Working data:
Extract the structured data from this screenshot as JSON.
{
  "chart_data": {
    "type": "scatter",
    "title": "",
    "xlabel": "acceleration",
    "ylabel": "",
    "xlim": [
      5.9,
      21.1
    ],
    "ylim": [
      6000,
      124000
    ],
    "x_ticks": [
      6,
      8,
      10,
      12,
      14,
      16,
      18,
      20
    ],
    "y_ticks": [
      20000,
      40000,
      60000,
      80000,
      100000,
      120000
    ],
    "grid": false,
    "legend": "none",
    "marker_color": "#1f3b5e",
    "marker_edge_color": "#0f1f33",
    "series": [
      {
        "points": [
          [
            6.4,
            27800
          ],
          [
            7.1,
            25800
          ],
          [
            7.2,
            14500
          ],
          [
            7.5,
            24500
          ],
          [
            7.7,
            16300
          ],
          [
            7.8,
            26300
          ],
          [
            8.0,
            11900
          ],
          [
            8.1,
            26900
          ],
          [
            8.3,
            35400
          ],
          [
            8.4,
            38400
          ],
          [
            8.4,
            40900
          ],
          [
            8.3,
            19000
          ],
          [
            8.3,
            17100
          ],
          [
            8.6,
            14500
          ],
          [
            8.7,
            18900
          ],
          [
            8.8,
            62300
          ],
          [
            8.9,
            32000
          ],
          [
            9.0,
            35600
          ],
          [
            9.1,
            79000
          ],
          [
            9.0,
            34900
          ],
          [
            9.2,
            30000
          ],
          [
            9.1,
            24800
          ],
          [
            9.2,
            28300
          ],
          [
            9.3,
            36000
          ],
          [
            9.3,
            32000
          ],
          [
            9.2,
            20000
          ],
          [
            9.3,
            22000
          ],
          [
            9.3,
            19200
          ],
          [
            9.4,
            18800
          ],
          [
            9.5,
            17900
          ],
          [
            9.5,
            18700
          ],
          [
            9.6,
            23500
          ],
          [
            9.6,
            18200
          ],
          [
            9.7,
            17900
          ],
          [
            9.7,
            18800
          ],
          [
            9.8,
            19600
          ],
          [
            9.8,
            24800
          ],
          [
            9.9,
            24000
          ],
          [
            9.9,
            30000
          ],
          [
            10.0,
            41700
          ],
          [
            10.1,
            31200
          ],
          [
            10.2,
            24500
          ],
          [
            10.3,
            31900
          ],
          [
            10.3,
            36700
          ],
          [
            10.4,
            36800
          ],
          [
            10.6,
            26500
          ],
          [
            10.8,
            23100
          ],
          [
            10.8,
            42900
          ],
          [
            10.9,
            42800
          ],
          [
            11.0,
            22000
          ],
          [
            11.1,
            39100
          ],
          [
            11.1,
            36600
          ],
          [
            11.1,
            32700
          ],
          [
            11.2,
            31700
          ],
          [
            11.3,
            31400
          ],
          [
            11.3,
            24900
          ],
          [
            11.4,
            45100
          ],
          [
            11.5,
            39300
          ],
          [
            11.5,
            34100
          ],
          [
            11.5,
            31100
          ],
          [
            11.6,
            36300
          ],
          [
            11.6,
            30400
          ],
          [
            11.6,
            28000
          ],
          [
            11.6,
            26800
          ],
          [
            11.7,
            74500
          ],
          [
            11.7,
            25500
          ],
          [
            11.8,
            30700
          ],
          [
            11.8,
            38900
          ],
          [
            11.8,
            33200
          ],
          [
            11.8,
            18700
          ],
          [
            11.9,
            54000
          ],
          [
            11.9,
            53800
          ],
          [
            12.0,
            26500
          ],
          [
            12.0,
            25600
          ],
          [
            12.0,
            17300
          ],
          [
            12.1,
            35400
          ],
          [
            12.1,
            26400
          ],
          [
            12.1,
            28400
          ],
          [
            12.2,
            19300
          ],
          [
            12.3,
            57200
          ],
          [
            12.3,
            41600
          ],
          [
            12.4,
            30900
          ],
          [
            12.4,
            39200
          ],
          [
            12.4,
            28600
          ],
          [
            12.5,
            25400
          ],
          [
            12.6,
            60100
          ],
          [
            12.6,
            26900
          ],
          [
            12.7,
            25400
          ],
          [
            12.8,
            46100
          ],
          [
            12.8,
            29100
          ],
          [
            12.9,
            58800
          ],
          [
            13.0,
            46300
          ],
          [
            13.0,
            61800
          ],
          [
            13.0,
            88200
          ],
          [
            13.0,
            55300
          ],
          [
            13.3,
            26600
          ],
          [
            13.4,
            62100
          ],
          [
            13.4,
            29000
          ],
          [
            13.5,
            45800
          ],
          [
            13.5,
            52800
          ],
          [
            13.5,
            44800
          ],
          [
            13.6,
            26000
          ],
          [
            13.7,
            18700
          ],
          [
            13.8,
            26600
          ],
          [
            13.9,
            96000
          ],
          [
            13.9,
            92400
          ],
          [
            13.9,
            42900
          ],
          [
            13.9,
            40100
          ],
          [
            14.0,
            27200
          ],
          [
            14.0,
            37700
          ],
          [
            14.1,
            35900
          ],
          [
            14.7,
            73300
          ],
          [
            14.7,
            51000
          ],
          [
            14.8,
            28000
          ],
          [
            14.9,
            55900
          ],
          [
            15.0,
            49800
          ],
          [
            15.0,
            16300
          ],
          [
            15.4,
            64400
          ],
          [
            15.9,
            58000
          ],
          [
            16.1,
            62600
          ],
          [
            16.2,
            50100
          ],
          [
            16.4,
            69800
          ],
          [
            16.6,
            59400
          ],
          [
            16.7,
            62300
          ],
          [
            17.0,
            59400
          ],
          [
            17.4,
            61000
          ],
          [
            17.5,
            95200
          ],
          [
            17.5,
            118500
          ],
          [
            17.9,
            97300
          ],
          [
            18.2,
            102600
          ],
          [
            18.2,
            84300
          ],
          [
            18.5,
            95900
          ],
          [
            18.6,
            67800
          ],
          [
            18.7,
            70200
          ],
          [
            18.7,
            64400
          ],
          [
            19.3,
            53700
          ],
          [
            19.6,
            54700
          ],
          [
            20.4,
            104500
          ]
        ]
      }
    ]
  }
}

Instructions to follow: Reproduce the whole listing word for word.

Answer for this exercise:
Extract the structured data from this screenshot as JSON.
{
  "chart_data": {
    "type": "scatter",
    "title": "",
    "xlabel": "acceleration",
    "ylabel": "",
    "xlim": [
      5.9,
      21.1
    ],
    "ylim": [
      6000,
      124000
    ],
    "x_ticks": [
      6,
      8,
      10,
      12,
      14,
      16,
      18,
      20
    ],
    "y_ticks": [
      20000,
      40000,
      60000,
      80000,
      100000,
      120000
    ],
    "grid": false,
    "legend": "none",
    "marker_color": "#1f3b5e",
    "marker_edge_color": "#0f1f33",
    "series": [
      {
        "points": [
          [
            6.4,
            27800
          ],
          [
            7.1,
            25800
          ],
          [
            7.2,
            14500
          ],
          [
            7.5,
            24500
          ],
          [
            7.7,
            16300
          ],
          [
            7.8,
            26300
          ],
          [
            8.0,
            11900
          ],
          [
            8.1,
            26900
          ],
          [
            8.3,
            35400
          ],
          [
            8.4,
            38400
          ],
          [
            8.4,
            40900
          ],
          [
            8.3,
            19000
          ],
          [
            8.3,
            17100
          ],
          [
            8.6,
            14500
          ],
          [
            8.7,
            18900
          ],
          [
            8.8,
            62300
          ],
          [
            8.9,
            32000
          ],
          [
            9.0,
            35600
          ],
          [
            9.1,
            79000
          ],
          [
            9.0,
            34900
          ],
          [
            9.2,
            30000
          ],
          [
            9.1,
            24800
          ],
          [
            9.2,
            28300
          ],
          [
            9.3,
            36000
          ],
          [
            9.3,
            32000
          ],
          [
            9.2,
            20000
          ],
          [
            9.3,
            22000
          ],
          [
            9.3,
            19200
          ],
          [
            9.4,
            18800
          ],
          [
            9.5,
            17900
          ],
          [
            9.5,
            18700
          ],
          [
            9.6,
            23500
          ],
          [
            9.6,
            18200
          ],
          [
            9.7,
            17900
          ],
          [
            9.7,
            18800
          ],
          [
            9.8,
            19600
          ],
          [
            9.8,
            24800
          ],
          [
            9.9,
            24000
          ],
          [
            9.9,
            30000
          ],
          [
            10.0,
            41700
          ],
          [
            10.1,
            31200
          ],
          [
            10.2,
            24500
          ],
          [
            10.3,
            31900
          ],
          [
            10.3,
            36700
          ],
          [
            10.4,
            36800
          ],
          [
            10.6,
            26500
          ],
          [
            10.8,
            23100
          ],
          [
            10.8,
            42900
          ],
          [
            10.9,
            42800
          ],
          [
            11.0,
            22000
          ],
          [
            11.1,
            39100
          ],
          [
            11.1,
            36600
          ],
          [
            11.1,
            32700
          ],
          [
            11.2,
            31700
          ],
          [
            11.3,
            31400
          ],
          [
            11.3,
            24900
          ],
          [
            11.4,
            45100
          ],
          [
            11.5,
            39300
          ],
          [
            11.5,
            34100
          ],
          [
            11.5,
            31100
          ],
          [
            11.6,
            36300
          ],
          [
            11.6,
            30400
          ],
          [
            11.6,
            28000
          ],
          [
            11.6,
            26800
          ],
          [
            11.7,
            74500
          ],
          [
            11.7,
            25500
          ],
          [
            11.8,
            30700
          ],
          [
            11.8,
            38900
          ],
          [
            11.8,
            33200
          ],
          [
            11.8,
            18700
          ],
          [
            11.9,
            54000
          ],
          [
            11.9,
            53800
          ],
          [
            12.0,
            26500
          ],
          [
            12.0,
            25600
          ],
          [
            12.0,
            17300
          ],
          [
            12.1,
            35400
          ],
          [
            12.1,
            26400
          ],
          [
            12.1,
            28400
          ],
          [
            12.2,
            19300
          ],
          [
            12.3,
            57200
          ],
          [
            12.3,
            41600
          ],
          [
            12.4,
            30900
          ],
          [
            12.4,
            39200
          ],
          [
            12.4,
            28600
          ],
          [
            12.5,
            25400
          ],
          [
            12.6,
            60100
          ],
          [
            12.6,
            26900
          ],
          [
            12.7,
            25400
          ],
          [
            12.8,
            46100
          ],
          [
            12.8,
            29100
          ],
          [
            12.9,
            58800
          ],
          [
            13.0,
            46300
          ],
          [
            13.0,
            61800
          ],
          [
            13.0,
            88200
          ],
          [
            13.0,
            55300
          ],
          [
            13.3,
            26600
          ],
          [
            13.4,
            62100
          ],
          [
            13.4,
            29000
          ],
          [
            13.5,
            45800
          ],
          [
            13.5,
            52800
          ],
          [
            13.5,
            44800
          ],
          [
            13.6,
            26000
          ],
          [
            13.7,
            18700
          ],
          [
            13.8,
            26600
          ],
          [
            13.9,
            96000
          ],
          [
            13.9,
            92400
          ],
          [
            13.9,
            42900
          ],
          [
            13.9,
            40100
          ],
          [
            14.0,
            27200
          ],
          [
            14.0,
            37700
          ],
          [
            14.1,
            35900
          ],
          [
            14.7,
            73300
          ],
          [
            14.7,
            51000
          ],
          [
            14.8,
            28000
          ],
          [
            14.9,
            55900
          ],
          [
            15.0,
            49800
          ],
          [
            15.0,
            16300
          ],
          [
            15.4,
            64400
          ],
          [
            15.9,
            58000
          ],
          [
            16.1,
            62600
          ],
          [
            16.2,
            50100
          ],
          [
            16.4,
            69800
          ],
          [
            16.6,
            59400
          ],
          [
            16.7,
            62300
          ],
          [
            17.0,
            59400
          ],
          [
            17.4,
            61000
          ],
          [
            17.5,
            95200
          ],
          [
            17.5,
            118500
          ],
          [
            17.9,
            97300
          ],
          [
            18.2,
            102600
          ],
          [
            18.2,
            84300
          ],
          [
            18.5,
            95900
          ],
          [
            18.6,
            67800
          ],
          [
            18.7,
            70200
          ],
          [
            18.7,
            64400
          ],
          [
            19.3,
            53700
          ],
          [
            19.6,
            54700
          ],
          [
            20.4,
            104500
          ]
        ]
      }
    ]
  }
}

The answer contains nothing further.